WRITTEN EXERCISE:
Provide an exact copy of the data, excluding the images.

* Start DATA FOR PROCESSING *

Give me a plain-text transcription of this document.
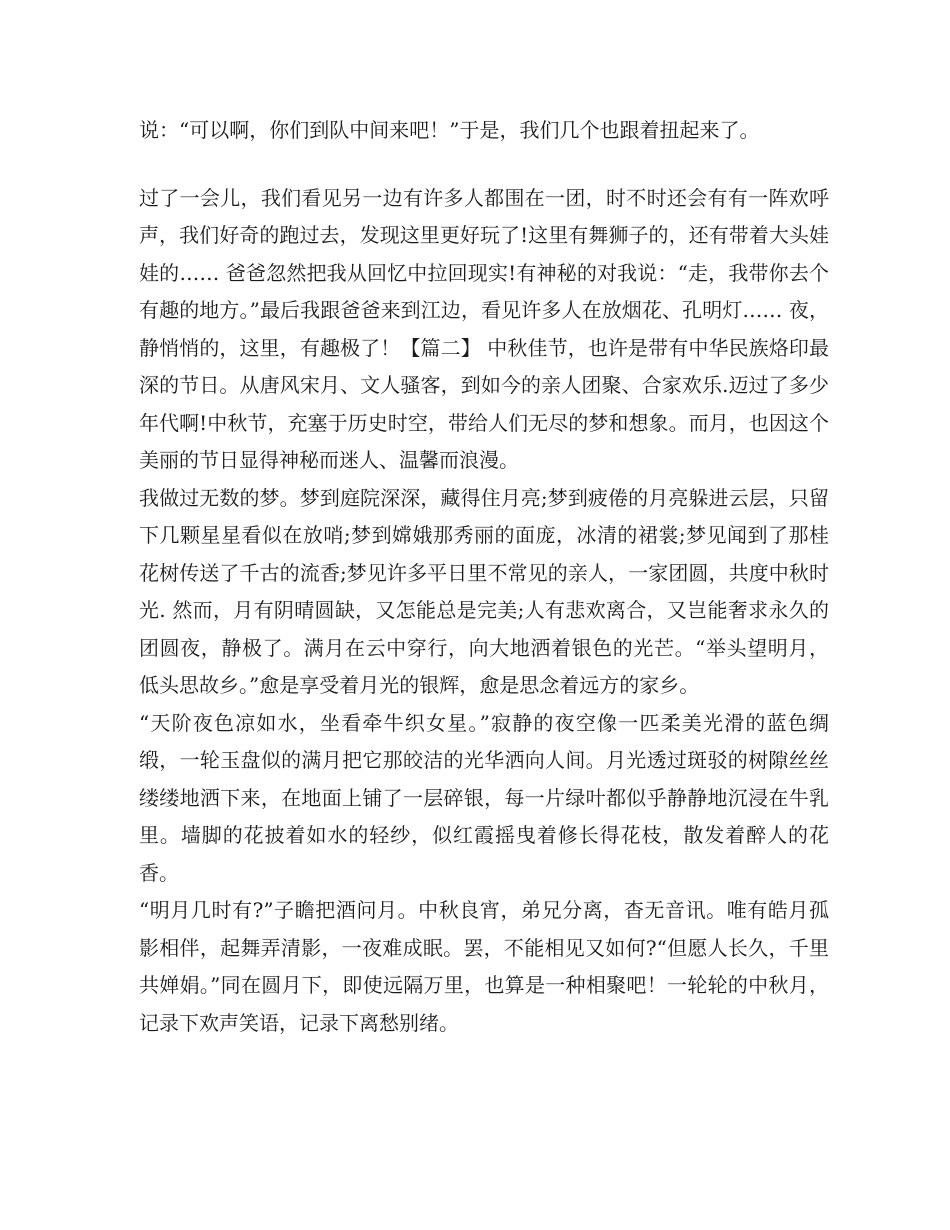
说：“可以啊，你们到队中间来吧！”于是，我们几个也跟着扭起来了。

过了一会儿，我们看见另一边有许多人都围在一团，时不时还会有有一阵欢呼声，我们好奇的跑过去，发现这里更好玩了!这里有舞狮子的，还有带着大头娃娃的…… 爸爸忽然把我从回忆中拉回现实!有神秘的对我说：“走，我带你去个有趣的地方。”最后我跟爸爸来到江边，看见许多人在放烟花、孔明灯…… 夜，静悄悄的，这里，有趣极了！【篇二】 中秋佳节，也许是带有中华民族烙印最深的节日。从唐风宋月、文人骚客，到如今的亲人团聚、合家欢乐.迈过了多少年代啊!中秋节，充塞于历史时空，带给人们无尽的梦和想象。而月，也因这个美丽的节日显得神秘而迷人、温馨而浪漫。

我做过无数的梦。梦到庭院深深，藏得住月亮;梦到疲倦的月亮躲进云层，只留下几颗星星看似在放哨;梦到嫦娥那秀丽的面庞，冰清的裙裳;梦见闻到了那桂花树传送了千古的流香;梦见许多平日里不常见的亲人，一家团圆，共度中秋时光. 然而，月有阴晴圆缺，又怎能总是完美;人有悲欢离合，又岂能奢求永久的团圆夜，静极了。满月在云中穿行，向大地洒着银色的光芒。“举头望明月，低头思故乡。”愈是享受着月光的银辉，愈是思念着远方的家乡。

“天阶夜色凉如水，坐看牵牛织女星。”寂静的夜空像一匹柔美光滑的蓝色绸缎，一轮玉盘似的满月把它那皎洁的光华洒向人间。月光透过斑驳的树隙丝丝缕缕地洒下来，在地面上铺了一层碎银，每一片绿叶都似乎静静地沉浸在牛乳里。墙脚的花披着如水的轻纱，似红霞摇曳着修长得花枝，散发着醉人的花香。

“明月几时有?”子瞻把酒问月。中秋良宵，弟兄分离，杳无音讯。唯有皓月孤影相伴，起舞弄清影，一夜难成眠。罢，不能相见又如何?“但愿人长久，千里共婵娟。”同在圆月下，即使远隔万里，也算是一种相聚吧！一轮轮的中秋月，记录下欢声笑语，记录下离愁别绪。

* End DATA FOR PROCESSING *

THE COMPLETED TASK:
Give me a plain-text transcription of this document.
说：“可以啊，你们到队中间来吧！”于是，我们几个也跟着扭起来了。

过了一会儿，我们看见另一边有许多人都围在一团，时不时还会有有一阵欢呼声，我们好奇的跑过去，发现这里更好玩了!这里有舞狮子的，还有带着大头娃娃的…… 爸爸忽然把我从回忆中拉回现实!有神秘的对我说：“走，我带你去个有趣的地方。”最后我跟爸爸来到江边，看见许多人在放烟花、孔明灯…… 夜，静悄悄的，这里，有趣极了！【篇二】 中秋佳节，也许是带有中华民族烙印最深的节日。从唐风宋月、文人骚客，到如今的亲人团聚、合家欢乐.迈过了多少年代啊!中秋节，充塞于历史时空，带给人们无尽的梦和想象。而月，也因这个美丽的节日显得神秘而迷人、温馨而浪漫。

我做过无数的梦。梦到庭院深深，藏得住月亮;梦到疲倦的月亮躲进云层，只留下几颗星星看似在放哨;梦到嫦娥那秀丽的面庞，冰清的裙裳;梦见闻到了那桂花树传送了千古的流香;梦见许多平日里不常见的亲人，一家团圆，共度中秋时光. 然而，月有阴晴圆缺，又怎能总是完美;人有悲欢离合，又岂能奢求永久的团圆夜，静极了。满月在云中穿行，向大地洒着银色的光芒。“举头望明月，低头思故乡。”愈是享受着月光的银辉，愈是思念着远方的家乡。

“天阶夜色凉如水，坐看牵牛织女星。”寂静的夜空像一匹柔美光滑的蓝色绸缎，一轮玉盘似的满月把它那皎洁的光华洒向人间。月光透过斑驳的树隙丝丝缕缕地洒下来，在地面上铺了一层碎银，每一片绿叶都似乎静静地沉浸在牛乳里。墙脚的花披着如水的轻纱，似红霞摇曳着修长得花枝，散发着醉人的花香。

“明月几时有?”子瞻把酒问月。中秋良宵，弟兄分离，杳无音讯。唯有皓月孤影相伴，起舞弄清影，一夜难成眠。罢，不能相见又如何?“但愿人长久，千里共婵娟。”同在圆月下，即使远隔万里，也算是一种相聚吧！一轮轮的中秋月，记录下欢声笑语，记录下离愁别绪。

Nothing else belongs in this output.